** Task objective **
Scan the records for the word "para". Copy each line that includes it.

** Dataset **
::::::::::
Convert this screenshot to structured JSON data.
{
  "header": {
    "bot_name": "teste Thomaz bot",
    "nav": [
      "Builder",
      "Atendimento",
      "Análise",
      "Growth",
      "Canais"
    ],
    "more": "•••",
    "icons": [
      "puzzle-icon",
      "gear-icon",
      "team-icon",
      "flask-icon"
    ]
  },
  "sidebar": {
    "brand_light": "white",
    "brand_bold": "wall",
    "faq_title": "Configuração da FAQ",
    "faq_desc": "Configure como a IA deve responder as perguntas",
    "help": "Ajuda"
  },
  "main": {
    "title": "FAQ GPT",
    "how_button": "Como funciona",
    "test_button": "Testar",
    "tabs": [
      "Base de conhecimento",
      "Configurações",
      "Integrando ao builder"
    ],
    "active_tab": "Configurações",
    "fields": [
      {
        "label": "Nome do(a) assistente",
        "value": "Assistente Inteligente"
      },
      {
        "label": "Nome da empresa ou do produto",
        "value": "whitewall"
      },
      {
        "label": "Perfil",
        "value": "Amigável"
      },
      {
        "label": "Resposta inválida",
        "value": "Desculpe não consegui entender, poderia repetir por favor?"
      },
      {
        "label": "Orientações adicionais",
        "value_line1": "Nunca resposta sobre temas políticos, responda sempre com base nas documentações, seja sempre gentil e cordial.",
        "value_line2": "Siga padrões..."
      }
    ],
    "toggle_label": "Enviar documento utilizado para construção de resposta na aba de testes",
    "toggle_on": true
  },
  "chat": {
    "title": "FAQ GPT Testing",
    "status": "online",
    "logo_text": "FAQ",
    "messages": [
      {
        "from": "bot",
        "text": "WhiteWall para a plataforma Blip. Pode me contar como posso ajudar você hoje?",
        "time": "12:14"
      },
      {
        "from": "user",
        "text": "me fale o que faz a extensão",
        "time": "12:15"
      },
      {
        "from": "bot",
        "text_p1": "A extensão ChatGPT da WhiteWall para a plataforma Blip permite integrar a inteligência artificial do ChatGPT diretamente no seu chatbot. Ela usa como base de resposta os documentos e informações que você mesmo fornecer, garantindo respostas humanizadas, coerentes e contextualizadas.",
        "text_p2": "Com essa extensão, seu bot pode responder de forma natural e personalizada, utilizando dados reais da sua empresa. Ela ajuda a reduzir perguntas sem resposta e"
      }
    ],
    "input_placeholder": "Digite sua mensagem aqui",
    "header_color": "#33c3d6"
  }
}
::::::::::
** Solution to this exercise **
    "toggle_label": "Enviar documento utilizado para construção de resposta na aba de testes",
        "text": "WhiteWall para a plataforma Blip. Pode me contar como posso ajudar você hoje?",
        "text_p1": "A extensão ChatGPT da WhiteWall para a plataforma Blip permite integrar a inteligência artificial do ChatGPT diretamente no seu chatbot. Ela usa como base de resposta os documentos e informações que você mesmo fornecer, garantindo respostas humanizadas, coerentes e contextualizadas.",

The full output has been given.